RECORDED DATA start

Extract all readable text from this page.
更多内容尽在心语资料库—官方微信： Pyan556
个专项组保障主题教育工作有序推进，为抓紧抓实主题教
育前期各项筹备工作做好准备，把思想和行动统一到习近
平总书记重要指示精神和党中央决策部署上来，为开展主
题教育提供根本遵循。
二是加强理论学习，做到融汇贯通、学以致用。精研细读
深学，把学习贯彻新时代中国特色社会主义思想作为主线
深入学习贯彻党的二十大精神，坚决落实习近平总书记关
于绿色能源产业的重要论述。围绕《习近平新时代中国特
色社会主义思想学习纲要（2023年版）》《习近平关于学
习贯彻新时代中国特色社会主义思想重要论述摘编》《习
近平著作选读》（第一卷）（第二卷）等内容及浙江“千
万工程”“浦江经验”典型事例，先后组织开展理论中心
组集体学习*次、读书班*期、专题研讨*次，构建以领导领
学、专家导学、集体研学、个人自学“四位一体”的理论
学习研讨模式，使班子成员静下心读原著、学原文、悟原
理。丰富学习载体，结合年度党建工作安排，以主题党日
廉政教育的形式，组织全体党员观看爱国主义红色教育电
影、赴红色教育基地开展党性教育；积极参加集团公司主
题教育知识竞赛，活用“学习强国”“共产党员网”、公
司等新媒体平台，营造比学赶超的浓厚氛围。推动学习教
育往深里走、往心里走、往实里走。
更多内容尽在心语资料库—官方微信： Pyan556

RECORDED DATA end

• [OBJECTIVE]:
Go through the listing and copy all of it exactly.

• [SOLUTION FOR THIS TASK]:
Extract all readable text from this page.
更多内容尽在心语资料库—官方微信： Pyan556
个专项组保障主题教育工作有序推进，为抓紧抓实主题教
育前期各项筹备工作做好准备，把思想和行动统一到习近
平总书记重要指示精神和党中央决策部署上来，为开展主
题教育提供根本遵循。
二是加强理论学习，做到融汇贯通、学以致用。精研细读
深学，把学习贯彻新时代中国特色社会主义思想作为主线
深入学习贯彻党的二十大精神，坚决落实习近平总书记关
于绿色能源产业的重要论述。围绕《习近平新时代中国特
色社会主义思想学习纲要（2023年版）》《习近平关于学
习贯彻新时代中国特色社会主义思想重要论述摘编》《习
近平著作选读》（第一卷）（第二卷）等内容及浙江“千
万工程”“浦江经验”典型事例，先后组织开展理论中心
组集体学习*次、读书班*期、专题研讨*次，构建以领导领
学、专家导学、集体研学、个人自学“四位一体”的理论
学习研讨模式，使班子成员静下心读原著、学原文、悟原
理。丰富学习载体，结合年度党建工作安排，以主题党日
廉政教育的形式，组织全体党员观看爱国主义红色教育电
影、赴红色教育基地开展党性教育；积极参加集团公司主
题教育知识竞赛，活用“学习强国”“共产党员网”、公
司等新媒体平台，营造比学赶超的浓厚氛围。推动学习教
育往深里走、往心里走、往实里走。
更多内容尽在心语资料库—官方微信： Pyan556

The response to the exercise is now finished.